Extracted records:
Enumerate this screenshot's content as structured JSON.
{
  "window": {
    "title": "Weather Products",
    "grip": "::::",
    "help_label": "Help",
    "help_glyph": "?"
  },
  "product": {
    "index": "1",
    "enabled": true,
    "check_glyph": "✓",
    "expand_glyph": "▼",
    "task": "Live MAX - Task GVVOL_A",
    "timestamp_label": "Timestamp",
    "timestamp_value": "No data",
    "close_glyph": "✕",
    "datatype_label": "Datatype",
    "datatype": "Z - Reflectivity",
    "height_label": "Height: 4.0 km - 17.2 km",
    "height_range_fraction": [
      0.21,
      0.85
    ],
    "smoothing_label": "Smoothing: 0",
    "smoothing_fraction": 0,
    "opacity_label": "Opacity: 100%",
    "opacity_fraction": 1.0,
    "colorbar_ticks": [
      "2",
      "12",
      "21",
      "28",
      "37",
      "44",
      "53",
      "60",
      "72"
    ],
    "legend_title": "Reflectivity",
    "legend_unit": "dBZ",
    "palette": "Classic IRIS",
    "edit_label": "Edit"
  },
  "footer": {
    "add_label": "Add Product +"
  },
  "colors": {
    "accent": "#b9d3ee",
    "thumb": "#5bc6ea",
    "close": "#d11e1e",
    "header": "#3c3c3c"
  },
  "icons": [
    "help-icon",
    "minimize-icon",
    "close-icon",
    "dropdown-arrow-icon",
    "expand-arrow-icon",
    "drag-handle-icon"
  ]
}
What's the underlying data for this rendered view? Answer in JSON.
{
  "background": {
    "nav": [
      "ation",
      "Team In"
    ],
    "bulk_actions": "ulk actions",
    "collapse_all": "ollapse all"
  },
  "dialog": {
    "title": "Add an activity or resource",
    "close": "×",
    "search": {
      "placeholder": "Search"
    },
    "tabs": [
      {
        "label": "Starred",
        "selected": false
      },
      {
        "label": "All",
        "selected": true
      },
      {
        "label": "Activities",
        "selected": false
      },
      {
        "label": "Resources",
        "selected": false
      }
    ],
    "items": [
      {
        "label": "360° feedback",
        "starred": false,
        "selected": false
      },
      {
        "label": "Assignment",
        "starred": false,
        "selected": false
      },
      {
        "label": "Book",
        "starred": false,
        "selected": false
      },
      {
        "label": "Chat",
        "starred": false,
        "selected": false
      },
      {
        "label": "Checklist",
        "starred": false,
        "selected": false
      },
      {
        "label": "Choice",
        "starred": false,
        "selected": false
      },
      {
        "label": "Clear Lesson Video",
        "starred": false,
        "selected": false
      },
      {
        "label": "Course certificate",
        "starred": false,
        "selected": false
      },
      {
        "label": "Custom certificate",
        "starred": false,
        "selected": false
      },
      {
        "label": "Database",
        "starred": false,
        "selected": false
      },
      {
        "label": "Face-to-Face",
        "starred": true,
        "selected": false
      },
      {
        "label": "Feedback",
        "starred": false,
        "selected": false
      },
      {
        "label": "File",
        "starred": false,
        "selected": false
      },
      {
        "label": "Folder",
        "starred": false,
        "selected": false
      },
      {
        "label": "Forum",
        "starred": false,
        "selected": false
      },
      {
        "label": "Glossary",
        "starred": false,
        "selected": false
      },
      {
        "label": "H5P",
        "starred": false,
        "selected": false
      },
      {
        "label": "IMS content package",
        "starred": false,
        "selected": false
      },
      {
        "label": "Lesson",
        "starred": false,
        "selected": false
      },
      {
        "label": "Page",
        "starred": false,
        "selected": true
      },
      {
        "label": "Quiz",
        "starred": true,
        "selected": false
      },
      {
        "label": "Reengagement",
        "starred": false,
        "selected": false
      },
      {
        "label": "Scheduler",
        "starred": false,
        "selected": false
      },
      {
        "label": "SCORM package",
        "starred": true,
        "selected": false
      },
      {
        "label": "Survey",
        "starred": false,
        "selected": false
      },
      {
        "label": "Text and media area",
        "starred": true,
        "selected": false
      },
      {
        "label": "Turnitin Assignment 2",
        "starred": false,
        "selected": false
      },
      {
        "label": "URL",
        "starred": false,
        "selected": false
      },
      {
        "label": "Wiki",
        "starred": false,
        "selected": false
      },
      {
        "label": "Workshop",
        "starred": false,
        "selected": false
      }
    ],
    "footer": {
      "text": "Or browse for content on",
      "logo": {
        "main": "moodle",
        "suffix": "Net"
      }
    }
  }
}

==

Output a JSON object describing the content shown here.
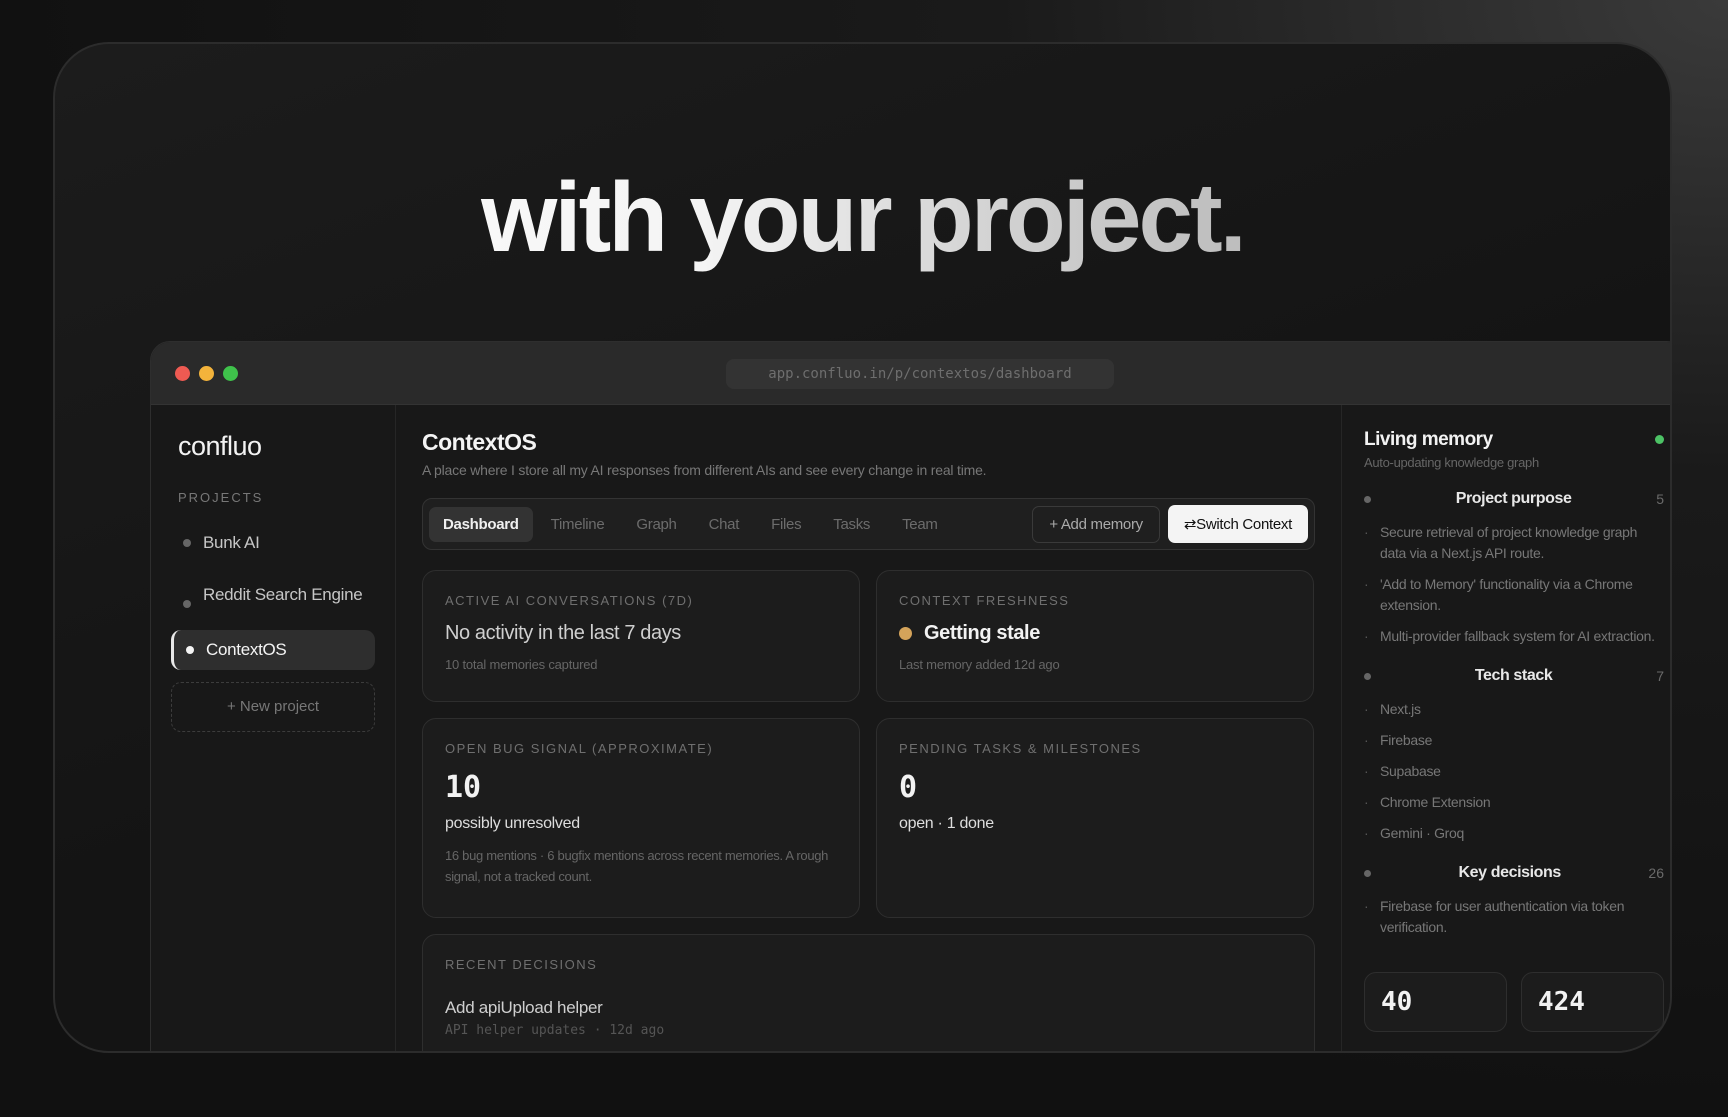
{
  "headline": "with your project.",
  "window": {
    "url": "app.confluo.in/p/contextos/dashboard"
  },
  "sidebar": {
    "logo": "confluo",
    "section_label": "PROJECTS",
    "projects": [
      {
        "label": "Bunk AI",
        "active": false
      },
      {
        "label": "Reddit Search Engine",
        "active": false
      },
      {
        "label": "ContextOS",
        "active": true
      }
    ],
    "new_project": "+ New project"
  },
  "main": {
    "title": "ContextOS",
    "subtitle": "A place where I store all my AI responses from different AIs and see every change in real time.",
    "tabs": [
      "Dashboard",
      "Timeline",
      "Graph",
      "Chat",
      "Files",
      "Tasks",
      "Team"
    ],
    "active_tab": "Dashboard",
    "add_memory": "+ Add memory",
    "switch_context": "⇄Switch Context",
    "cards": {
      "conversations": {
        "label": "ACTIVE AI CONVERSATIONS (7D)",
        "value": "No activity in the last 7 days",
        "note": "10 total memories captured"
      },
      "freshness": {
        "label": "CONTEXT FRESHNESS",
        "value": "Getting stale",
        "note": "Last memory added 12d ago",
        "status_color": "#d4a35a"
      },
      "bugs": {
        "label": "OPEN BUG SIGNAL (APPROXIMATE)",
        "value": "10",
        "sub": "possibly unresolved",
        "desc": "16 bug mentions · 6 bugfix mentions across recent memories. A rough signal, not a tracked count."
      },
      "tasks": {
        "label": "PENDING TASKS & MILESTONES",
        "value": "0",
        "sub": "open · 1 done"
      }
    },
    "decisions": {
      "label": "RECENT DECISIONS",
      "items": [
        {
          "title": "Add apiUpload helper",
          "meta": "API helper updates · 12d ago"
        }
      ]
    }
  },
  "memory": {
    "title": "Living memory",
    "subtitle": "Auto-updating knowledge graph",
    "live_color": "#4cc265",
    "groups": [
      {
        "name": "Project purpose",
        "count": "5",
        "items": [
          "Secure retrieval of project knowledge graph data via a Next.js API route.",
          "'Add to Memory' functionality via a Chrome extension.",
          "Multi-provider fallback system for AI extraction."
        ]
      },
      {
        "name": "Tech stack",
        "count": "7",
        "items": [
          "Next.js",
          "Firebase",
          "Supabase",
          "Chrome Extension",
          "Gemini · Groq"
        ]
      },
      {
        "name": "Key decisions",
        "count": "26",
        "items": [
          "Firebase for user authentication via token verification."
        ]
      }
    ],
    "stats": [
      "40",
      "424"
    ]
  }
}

» **Challenge**
Gather all lines where the word "Lesson" appears.

» **Result below**
        "label": "Clear Lesson Video",
        "label": "Lesson",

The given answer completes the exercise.